Out of the lines in this data, how many include "heading"? Give the number and nothing else.

#### Stored data
* * * * *

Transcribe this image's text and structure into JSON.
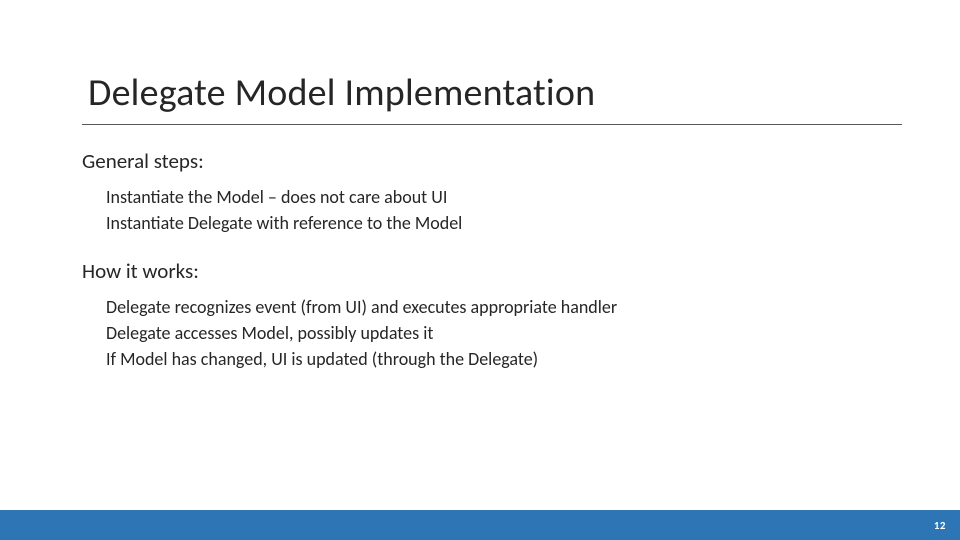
{
  "title": "Delegate Model Implementation",
  "sections": [
    {
      "heading": "General steps:",
      "items": [
        "Instantiate the Model – does not care about UI",
        "Instantiate Delegate with reference to the Model"
      ]
    },
    {
      "heading": "How it works:",
      "items": [
        "Delegate recognizes event (from UI) and executes appropriate handler",
        "Delegate accesses Model, possibly updates it",
        "If Model has changed, UI is updated (through the Delegate)"
      ]
    }
  ],
  "page_number": "12"
}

* * * * *

#### Finished task
2